> [SET TASK] All lines in which the word "ffffff" occurs are to be extracted.

> [THE INPUT]
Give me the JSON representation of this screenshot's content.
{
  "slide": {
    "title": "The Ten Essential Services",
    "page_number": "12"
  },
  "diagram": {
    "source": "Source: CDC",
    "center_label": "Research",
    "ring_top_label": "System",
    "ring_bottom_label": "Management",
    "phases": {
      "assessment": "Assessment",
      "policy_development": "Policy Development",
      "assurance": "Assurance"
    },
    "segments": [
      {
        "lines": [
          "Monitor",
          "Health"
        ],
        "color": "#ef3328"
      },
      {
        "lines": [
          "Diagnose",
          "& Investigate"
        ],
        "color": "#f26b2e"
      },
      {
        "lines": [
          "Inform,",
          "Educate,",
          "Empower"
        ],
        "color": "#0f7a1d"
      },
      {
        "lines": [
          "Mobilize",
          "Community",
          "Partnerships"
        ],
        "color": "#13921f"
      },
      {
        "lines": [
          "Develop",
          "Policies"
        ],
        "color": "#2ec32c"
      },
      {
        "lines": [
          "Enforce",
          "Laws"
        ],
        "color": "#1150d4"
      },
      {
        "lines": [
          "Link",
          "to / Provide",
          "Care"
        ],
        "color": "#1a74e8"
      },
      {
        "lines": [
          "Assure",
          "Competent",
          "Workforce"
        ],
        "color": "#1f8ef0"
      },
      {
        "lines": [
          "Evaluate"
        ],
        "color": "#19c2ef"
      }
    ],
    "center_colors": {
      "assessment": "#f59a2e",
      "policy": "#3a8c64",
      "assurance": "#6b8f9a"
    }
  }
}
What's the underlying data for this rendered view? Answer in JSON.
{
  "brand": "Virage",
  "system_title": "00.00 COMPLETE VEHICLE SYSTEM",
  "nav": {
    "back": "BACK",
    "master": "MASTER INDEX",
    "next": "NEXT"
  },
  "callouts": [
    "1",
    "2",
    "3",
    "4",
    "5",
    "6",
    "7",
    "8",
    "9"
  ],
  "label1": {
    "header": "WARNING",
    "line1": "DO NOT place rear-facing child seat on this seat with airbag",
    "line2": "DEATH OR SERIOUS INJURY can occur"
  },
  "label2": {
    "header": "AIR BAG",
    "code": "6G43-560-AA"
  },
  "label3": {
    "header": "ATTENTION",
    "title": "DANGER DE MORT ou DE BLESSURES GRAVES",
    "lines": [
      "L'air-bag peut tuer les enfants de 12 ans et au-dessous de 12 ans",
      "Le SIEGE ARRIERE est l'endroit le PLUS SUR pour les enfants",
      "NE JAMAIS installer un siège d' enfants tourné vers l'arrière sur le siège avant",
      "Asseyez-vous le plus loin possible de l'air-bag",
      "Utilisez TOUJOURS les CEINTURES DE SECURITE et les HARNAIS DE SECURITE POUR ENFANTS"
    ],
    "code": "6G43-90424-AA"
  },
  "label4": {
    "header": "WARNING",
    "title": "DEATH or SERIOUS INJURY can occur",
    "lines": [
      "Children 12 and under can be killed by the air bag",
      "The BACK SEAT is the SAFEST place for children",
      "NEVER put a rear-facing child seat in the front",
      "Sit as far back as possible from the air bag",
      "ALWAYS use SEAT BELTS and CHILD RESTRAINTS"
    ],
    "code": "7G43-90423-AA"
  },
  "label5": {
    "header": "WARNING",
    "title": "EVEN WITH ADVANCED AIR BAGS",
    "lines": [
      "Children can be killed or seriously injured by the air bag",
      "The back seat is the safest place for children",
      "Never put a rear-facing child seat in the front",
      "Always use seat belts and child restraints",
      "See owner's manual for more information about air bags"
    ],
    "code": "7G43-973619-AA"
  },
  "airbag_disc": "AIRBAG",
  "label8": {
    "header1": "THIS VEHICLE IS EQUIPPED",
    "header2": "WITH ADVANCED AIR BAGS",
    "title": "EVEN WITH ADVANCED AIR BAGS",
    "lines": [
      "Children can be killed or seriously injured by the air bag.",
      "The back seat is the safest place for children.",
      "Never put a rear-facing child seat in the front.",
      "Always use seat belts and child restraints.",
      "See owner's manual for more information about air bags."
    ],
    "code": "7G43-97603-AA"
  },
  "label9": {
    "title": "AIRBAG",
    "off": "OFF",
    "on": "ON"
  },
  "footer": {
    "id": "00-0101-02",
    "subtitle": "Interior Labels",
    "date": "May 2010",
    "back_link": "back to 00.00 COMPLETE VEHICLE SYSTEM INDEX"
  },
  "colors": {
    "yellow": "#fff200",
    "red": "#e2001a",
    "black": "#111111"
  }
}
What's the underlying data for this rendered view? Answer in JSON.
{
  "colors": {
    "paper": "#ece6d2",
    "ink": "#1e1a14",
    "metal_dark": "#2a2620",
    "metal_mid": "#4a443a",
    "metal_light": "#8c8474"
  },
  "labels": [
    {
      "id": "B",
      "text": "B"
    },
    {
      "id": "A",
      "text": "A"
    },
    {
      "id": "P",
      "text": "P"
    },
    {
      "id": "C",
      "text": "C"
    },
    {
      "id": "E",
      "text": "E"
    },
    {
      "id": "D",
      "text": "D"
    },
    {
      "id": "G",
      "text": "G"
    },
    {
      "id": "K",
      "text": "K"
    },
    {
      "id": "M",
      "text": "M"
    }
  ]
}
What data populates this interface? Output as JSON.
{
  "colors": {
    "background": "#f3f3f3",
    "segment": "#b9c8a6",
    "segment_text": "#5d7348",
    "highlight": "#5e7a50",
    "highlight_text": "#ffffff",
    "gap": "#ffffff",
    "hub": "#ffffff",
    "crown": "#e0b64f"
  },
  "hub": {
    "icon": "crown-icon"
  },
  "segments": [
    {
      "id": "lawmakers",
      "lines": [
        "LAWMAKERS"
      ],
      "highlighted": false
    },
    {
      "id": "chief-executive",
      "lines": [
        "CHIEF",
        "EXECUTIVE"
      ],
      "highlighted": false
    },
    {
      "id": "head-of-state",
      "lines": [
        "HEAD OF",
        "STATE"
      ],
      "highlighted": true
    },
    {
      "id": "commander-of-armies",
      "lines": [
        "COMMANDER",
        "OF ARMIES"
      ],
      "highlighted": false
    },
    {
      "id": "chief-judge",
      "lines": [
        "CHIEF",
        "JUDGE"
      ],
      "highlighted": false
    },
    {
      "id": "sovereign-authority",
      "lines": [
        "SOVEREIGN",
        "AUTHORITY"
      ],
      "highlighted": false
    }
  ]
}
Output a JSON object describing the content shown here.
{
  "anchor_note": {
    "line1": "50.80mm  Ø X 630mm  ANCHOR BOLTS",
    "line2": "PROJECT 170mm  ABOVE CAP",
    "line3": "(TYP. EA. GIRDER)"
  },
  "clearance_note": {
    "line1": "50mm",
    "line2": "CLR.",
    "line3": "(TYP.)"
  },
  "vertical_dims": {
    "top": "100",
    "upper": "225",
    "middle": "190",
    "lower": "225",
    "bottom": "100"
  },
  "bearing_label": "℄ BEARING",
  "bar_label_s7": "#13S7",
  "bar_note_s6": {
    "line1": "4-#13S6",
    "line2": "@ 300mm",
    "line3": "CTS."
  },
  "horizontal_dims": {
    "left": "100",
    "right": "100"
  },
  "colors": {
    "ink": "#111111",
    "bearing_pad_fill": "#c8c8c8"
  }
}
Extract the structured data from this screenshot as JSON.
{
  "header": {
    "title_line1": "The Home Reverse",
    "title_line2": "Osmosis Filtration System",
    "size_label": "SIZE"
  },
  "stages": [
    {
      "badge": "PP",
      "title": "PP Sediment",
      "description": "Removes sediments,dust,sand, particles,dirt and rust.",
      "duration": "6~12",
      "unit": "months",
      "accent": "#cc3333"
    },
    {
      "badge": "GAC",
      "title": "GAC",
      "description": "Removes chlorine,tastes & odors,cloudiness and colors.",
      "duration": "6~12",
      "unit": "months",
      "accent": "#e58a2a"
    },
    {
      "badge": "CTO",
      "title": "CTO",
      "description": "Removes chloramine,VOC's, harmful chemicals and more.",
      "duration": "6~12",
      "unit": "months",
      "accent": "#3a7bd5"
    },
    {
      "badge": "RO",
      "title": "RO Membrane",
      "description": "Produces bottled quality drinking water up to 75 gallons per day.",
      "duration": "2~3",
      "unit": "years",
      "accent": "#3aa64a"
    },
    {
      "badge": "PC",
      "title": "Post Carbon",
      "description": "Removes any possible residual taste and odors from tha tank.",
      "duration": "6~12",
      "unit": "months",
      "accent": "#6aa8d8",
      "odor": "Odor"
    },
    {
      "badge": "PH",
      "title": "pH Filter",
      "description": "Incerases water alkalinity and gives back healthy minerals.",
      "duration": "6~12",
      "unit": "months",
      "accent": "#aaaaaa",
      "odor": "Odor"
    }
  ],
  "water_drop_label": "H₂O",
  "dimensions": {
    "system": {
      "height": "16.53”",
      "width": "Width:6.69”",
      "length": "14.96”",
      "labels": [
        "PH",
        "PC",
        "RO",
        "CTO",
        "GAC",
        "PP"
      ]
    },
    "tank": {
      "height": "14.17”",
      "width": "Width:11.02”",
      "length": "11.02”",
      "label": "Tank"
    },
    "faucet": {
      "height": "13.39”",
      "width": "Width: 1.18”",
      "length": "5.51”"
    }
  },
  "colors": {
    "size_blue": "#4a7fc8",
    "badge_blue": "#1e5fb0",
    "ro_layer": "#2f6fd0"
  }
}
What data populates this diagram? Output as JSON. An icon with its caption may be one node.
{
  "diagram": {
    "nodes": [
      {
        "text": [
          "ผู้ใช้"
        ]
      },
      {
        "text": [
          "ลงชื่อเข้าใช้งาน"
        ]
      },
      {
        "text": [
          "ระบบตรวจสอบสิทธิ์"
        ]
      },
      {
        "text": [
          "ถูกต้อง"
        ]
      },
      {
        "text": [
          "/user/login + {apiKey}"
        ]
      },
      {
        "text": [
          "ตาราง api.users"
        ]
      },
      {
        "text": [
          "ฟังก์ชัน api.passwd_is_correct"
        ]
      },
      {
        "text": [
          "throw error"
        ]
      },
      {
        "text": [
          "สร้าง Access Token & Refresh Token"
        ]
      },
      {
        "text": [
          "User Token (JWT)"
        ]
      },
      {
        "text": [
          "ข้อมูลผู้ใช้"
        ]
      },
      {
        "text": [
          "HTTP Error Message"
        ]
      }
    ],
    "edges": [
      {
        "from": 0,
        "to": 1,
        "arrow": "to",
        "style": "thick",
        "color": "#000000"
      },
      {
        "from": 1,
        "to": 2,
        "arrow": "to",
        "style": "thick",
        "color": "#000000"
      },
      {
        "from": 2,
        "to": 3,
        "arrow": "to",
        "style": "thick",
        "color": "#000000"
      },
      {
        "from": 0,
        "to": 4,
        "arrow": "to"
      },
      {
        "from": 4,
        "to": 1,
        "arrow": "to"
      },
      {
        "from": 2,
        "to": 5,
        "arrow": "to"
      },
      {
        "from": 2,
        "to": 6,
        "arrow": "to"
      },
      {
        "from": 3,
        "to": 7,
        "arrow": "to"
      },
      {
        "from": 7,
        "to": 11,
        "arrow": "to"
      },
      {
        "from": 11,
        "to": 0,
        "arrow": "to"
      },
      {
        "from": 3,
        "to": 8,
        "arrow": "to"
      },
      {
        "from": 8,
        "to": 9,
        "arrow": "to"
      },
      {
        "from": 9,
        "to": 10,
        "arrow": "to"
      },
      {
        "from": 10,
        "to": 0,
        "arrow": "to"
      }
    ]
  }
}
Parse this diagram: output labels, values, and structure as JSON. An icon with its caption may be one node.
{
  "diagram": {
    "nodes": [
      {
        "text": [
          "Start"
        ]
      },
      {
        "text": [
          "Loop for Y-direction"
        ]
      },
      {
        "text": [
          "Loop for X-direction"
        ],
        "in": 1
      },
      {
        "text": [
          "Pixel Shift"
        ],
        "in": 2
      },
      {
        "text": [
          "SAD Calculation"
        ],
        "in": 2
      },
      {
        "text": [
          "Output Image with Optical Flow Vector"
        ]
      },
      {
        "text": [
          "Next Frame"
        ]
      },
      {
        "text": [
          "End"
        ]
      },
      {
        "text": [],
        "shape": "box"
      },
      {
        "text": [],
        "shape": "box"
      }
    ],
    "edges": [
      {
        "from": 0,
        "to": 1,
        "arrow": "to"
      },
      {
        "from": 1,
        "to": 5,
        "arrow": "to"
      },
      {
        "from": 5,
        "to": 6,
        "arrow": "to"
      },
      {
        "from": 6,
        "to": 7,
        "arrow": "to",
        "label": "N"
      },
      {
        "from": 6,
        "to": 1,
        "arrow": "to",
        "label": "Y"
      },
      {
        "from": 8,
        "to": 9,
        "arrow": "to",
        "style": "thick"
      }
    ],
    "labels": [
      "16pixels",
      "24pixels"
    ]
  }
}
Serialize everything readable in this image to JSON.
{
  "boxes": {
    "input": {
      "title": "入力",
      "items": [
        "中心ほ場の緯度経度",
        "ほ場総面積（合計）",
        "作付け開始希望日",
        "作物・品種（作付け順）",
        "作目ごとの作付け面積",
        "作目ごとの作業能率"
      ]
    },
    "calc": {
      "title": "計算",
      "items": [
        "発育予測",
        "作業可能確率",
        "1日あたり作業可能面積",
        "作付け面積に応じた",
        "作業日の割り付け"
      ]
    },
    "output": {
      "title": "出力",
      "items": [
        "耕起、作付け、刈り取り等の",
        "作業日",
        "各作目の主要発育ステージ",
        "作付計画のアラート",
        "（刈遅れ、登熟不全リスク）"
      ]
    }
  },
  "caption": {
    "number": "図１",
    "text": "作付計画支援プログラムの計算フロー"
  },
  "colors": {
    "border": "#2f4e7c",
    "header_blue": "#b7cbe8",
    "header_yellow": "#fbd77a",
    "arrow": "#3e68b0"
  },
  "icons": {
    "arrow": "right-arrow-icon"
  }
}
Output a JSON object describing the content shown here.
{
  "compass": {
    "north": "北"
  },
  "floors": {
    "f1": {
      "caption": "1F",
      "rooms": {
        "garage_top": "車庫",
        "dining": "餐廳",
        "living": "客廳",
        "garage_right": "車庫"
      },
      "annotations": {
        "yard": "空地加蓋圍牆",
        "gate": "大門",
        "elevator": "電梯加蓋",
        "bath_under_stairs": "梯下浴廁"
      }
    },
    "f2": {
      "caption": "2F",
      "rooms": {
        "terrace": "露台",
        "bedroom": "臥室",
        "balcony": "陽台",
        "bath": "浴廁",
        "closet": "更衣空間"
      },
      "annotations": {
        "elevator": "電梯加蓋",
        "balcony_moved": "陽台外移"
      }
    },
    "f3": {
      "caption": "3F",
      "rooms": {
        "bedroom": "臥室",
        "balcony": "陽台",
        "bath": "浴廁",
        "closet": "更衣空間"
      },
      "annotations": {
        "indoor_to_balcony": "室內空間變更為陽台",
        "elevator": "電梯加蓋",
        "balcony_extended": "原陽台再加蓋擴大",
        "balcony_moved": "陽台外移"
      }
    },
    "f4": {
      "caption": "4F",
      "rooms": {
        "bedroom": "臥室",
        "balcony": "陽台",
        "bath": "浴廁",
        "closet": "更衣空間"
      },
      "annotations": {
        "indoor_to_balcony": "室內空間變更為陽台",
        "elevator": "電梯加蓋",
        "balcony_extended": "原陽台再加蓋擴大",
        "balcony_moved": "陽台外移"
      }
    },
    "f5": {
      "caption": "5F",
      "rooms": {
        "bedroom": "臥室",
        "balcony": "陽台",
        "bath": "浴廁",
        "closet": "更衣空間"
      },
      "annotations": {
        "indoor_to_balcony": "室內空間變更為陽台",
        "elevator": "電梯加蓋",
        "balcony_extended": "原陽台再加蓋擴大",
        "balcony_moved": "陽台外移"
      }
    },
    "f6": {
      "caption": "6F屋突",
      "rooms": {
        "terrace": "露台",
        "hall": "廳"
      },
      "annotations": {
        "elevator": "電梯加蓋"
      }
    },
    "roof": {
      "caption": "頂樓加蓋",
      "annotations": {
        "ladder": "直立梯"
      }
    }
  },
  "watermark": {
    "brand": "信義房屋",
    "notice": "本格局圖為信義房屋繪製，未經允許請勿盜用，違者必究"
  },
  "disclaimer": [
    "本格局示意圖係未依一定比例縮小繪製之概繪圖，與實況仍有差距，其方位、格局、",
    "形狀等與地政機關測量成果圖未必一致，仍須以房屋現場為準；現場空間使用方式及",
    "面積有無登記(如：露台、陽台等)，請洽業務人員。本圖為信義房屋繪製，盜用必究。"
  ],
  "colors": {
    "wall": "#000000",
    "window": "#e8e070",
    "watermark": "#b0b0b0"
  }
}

> [CORRECT ANSWER]
    "highlight_text": "#ffffff",
    "gap": "#ffffff",
    "hub": "#ffffff",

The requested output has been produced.